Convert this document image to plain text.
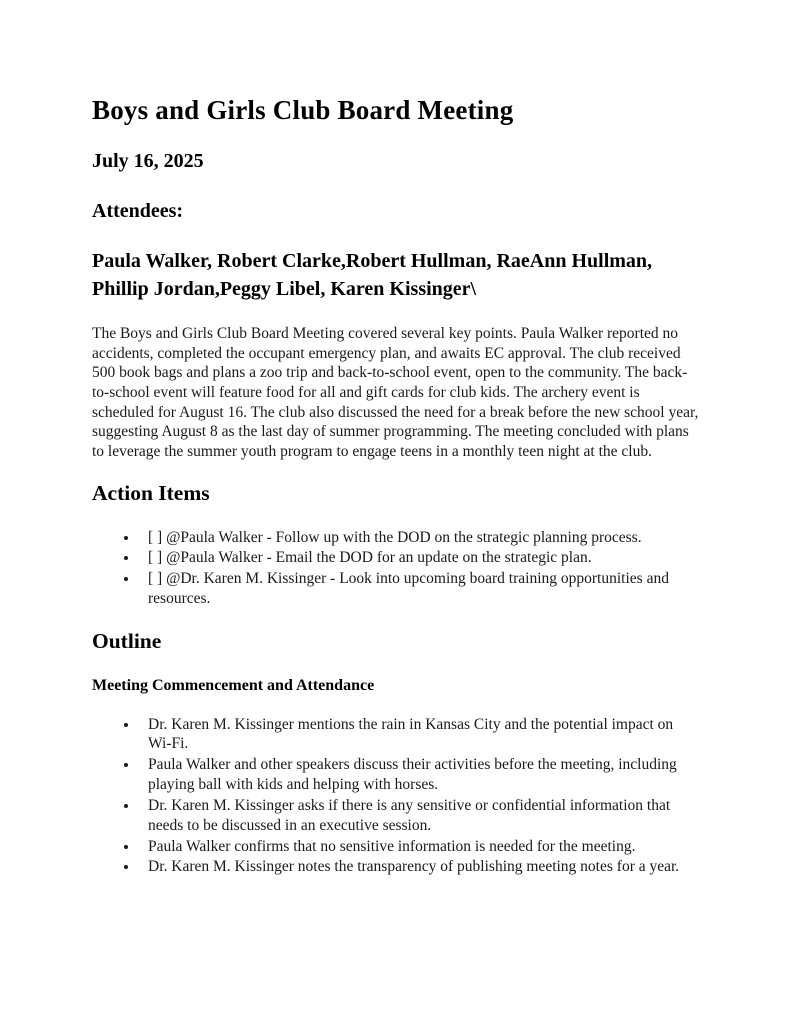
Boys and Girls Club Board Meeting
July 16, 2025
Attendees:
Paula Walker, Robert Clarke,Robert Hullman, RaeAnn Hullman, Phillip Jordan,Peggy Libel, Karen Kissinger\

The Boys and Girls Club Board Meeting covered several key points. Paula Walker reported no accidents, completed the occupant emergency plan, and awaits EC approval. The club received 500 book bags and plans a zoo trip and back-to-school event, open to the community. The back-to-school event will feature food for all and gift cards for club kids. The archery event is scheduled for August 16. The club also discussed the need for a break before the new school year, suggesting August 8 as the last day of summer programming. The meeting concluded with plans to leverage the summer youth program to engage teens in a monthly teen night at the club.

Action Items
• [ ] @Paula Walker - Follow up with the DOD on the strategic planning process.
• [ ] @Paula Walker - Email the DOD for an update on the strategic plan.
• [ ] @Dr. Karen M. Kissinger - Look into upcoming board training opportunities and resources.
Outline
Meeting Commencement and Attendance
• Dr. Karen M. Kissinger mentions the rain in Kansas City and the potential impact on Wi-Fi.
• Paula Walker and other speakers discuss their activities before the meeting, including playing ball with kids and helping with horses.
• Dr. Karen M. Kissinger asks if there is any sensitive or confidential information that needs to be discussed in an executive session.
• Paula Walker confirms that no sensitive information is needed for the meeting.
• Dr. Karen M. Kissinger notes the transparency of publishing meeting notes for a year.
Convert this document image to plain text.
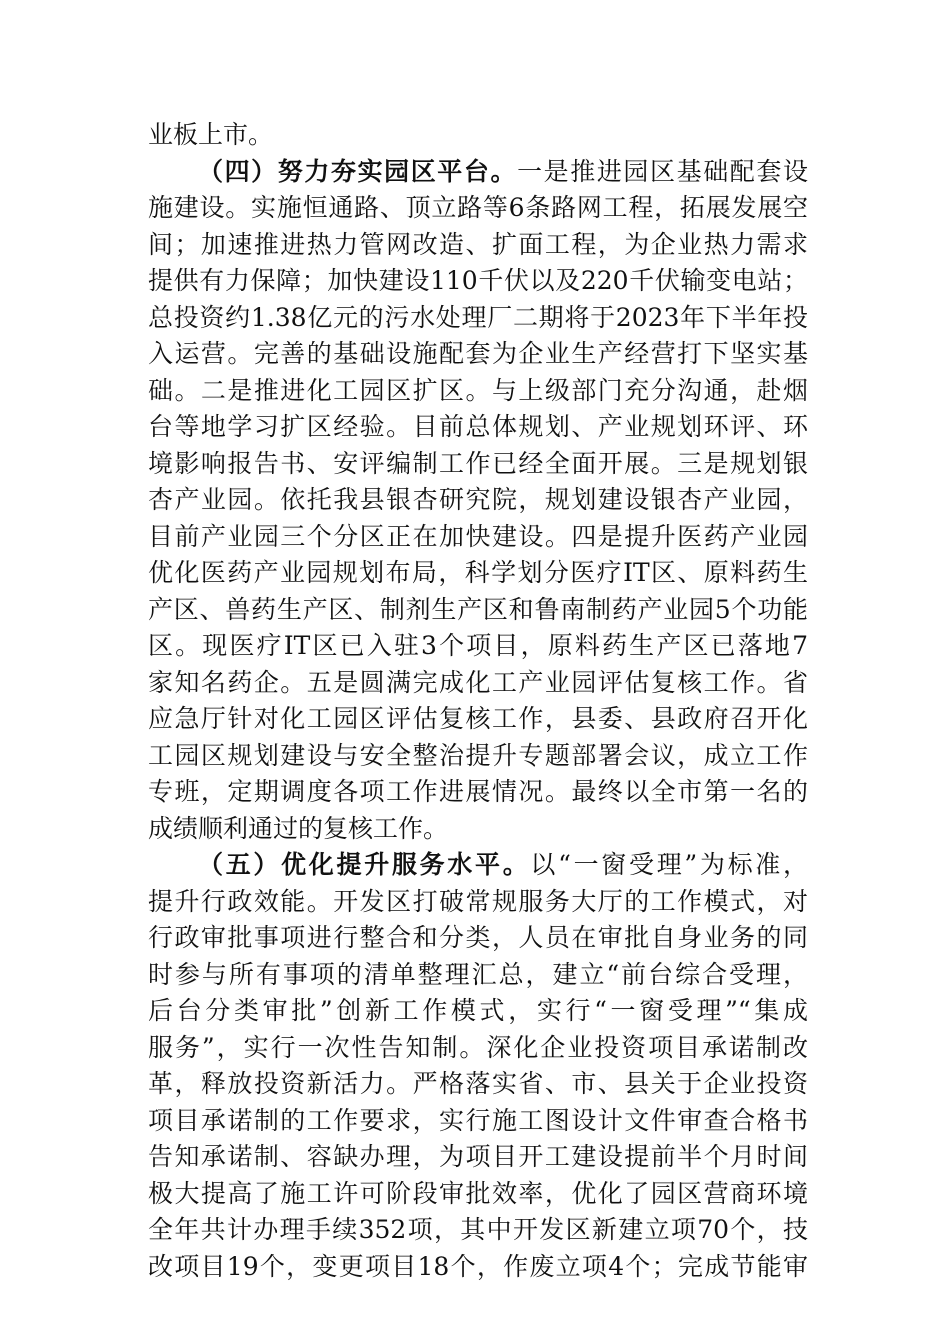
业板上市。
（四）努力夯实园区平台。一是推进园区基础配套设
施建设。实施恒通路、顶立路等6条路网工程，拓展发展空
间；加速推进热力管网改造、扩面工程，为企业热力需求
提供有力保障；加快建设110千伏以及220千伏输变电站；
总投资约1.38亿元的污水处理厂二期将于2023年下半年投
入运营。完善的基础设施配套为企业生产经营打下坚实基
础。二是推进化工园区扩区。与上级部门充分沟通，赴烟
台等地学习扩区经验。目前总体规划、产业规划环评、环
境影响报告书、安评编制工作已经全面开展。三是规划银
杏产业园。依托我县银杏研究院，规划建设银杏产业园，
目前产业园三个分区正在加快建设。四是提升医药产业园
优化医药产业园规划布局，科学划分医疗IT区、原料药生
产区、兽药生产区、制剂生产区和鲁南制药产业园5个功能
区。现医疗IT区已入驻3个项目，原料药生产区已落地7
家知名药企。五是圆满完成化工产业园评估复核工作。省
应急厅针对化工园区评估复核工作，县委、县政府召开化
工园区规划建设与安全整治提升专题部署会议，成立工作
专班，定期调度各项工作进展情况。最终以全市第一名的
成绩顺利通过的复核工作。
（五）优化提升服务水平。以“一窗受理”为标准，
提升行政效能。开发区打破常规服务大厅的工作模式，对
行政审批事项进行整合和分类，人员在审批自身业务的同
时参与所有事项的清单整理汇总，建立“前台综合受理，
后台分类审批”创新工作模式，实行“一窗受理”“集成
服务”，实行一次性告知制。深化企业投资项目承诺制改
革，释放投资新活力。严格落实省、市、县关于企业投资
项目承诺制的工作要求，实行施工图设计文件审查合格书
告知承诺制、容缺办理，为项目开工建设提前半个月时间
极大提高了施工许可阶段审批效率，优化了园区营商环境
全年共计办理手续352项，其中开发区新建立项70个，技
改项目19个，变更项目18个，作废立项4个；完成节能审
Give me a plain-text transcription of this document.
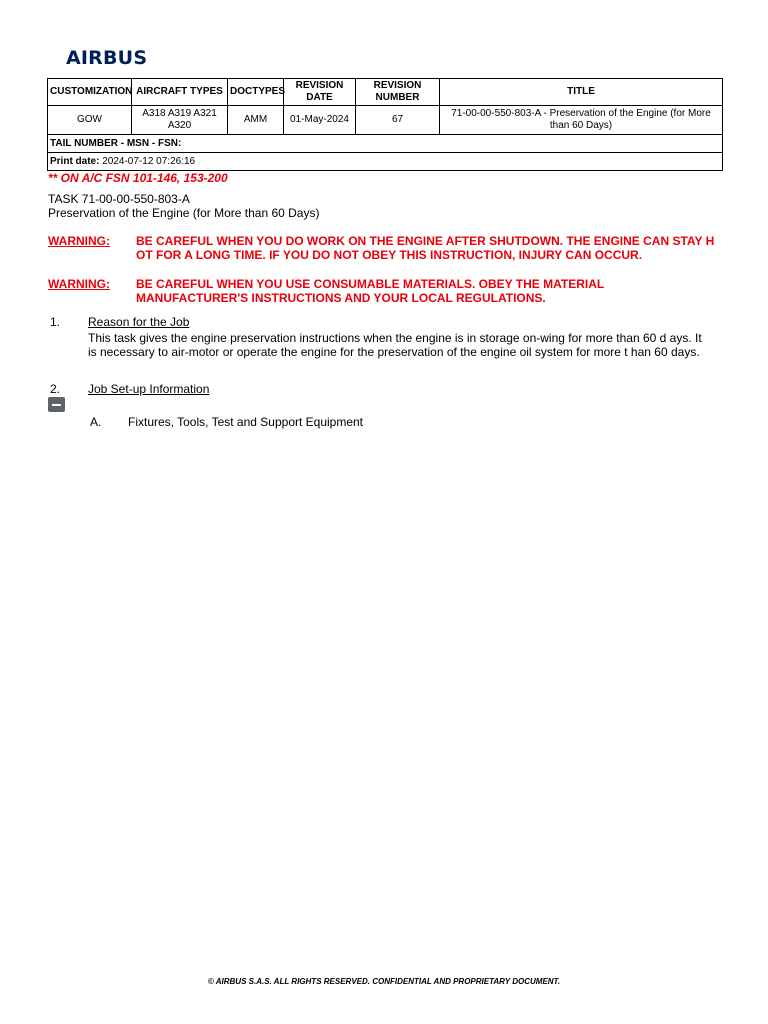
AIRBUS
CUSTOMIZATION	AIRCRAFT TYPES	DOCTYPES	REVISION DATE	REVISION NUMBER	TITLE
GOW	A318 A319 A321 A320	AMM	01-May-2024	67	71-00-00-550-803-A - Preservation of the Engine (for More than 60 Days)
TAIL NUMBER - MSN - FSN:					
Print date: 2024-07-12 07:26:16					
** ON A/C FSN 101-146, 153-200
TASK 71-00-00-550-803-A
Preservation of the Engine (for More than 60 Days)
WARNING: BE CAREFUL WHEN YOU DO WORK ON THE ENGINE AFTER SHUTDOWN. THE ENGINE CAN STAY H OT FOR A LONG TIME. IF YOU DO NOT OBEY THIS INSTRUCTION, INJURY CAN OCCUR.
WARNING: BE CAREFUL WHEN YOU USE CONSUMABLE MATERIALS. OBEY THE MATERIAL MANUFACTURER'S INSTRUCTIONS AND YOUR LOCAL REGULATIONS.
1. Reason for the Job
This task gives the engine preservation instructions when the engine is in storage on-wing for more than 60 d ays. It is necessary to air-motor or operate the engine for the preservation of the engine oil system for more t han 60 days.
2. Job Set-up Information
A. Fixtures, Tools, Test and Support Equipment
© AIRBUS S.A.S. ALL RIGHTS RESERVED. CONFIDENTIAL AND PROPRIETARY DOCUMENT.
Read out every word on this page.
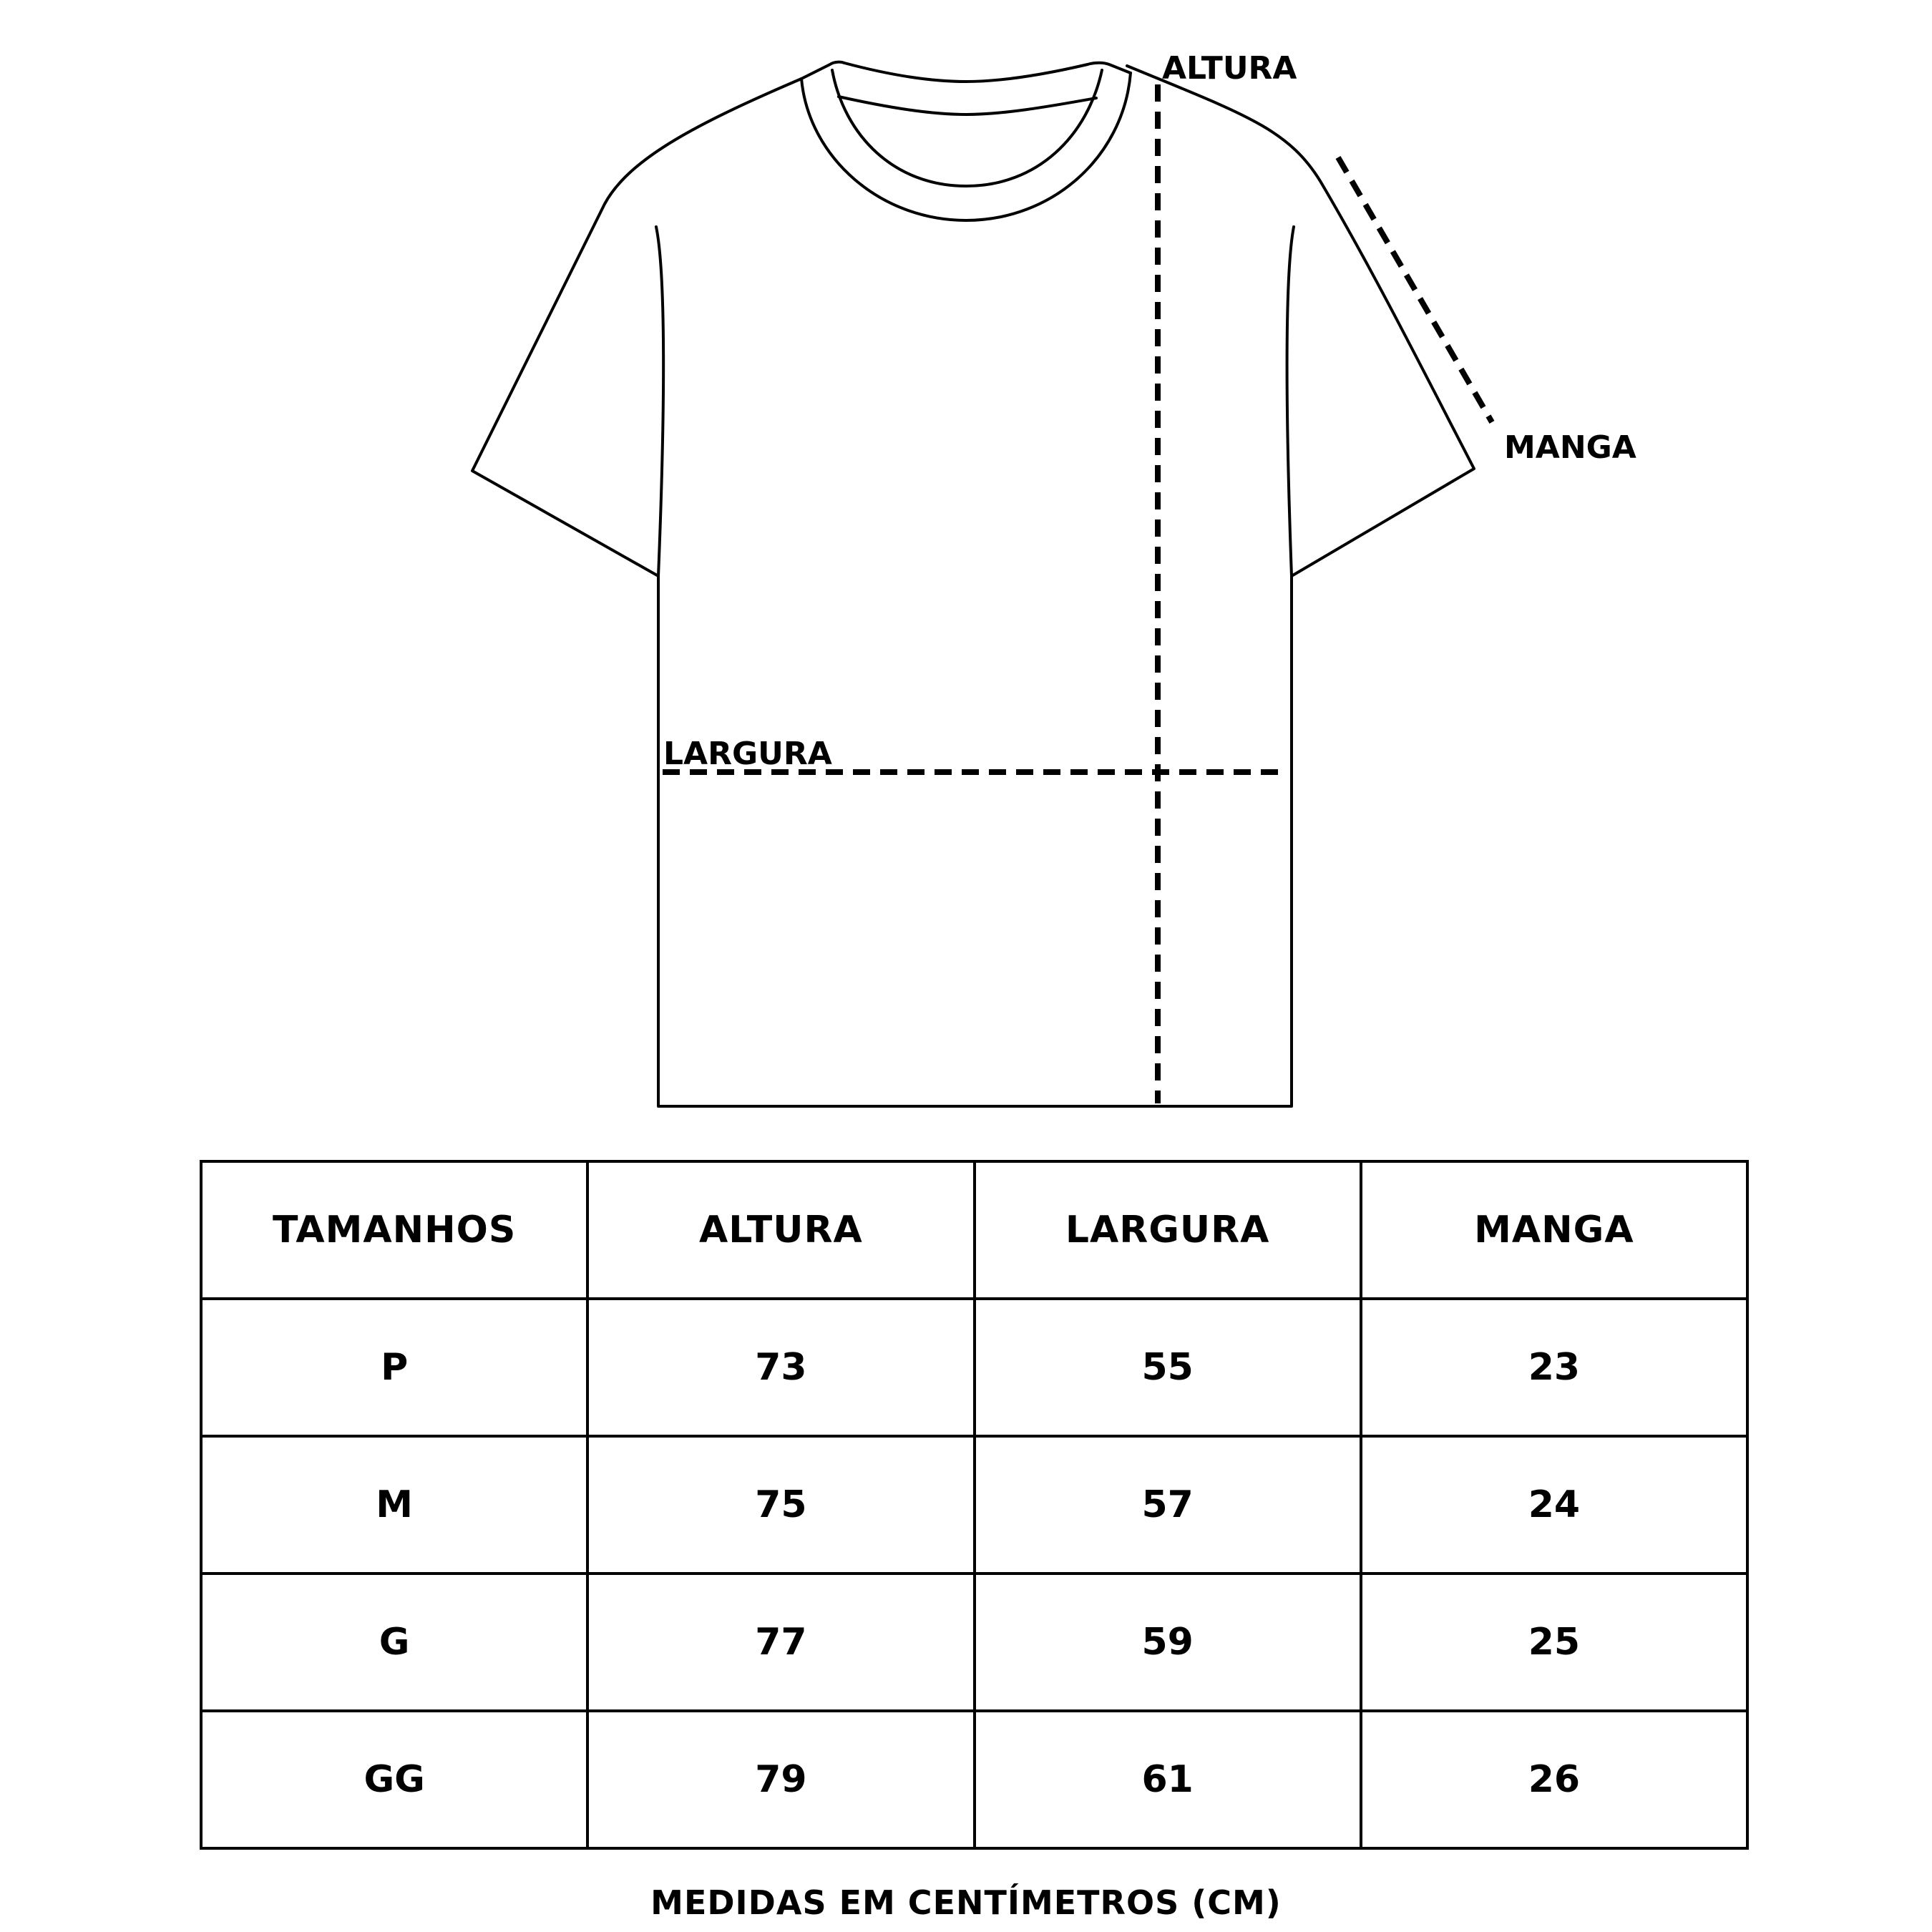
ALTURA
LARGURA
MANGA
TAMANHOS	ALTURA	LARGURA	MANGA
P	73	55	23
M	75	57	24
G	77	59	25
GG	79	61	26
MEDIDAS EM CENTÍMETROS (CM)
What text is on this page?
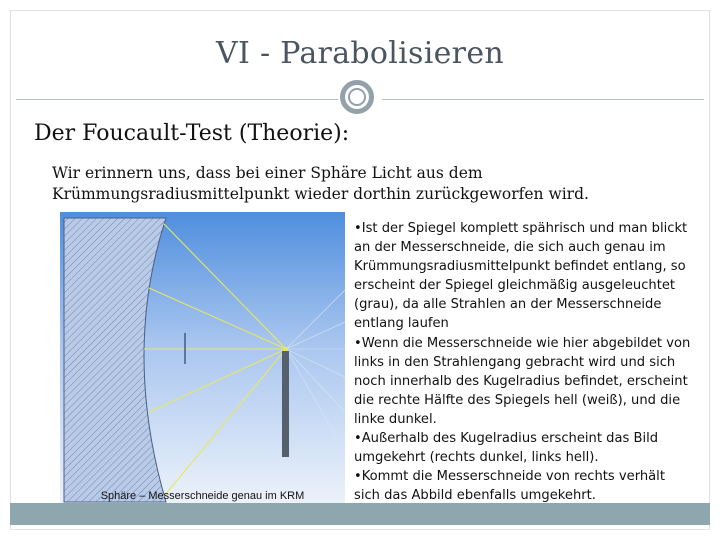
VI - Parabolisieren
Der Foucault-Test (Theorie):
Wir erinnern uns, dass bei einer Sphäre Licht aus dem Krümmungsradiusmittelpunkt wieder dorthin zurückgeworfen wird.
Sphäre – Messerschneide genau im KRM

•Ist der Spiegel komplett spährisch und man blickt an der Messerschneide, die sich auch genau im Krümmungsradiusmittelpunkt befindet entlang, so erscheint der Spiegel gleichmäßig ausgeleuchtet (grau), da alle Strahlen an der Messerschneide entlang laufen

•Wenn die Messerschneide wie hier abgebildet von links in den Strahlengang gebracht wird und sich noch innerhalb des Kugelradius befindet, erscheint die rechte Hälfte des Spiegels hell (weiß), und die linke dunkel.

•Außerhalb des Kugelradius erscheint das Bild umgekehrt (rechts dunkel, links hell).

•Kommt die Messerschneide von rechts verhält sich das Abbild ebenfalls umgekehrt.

Stated exercise: Gather all lines from the listing above in which "LARGURA" occurs.

The output:
LARGURA
TAMANHOS	ALTURA	LARGURA	MANGA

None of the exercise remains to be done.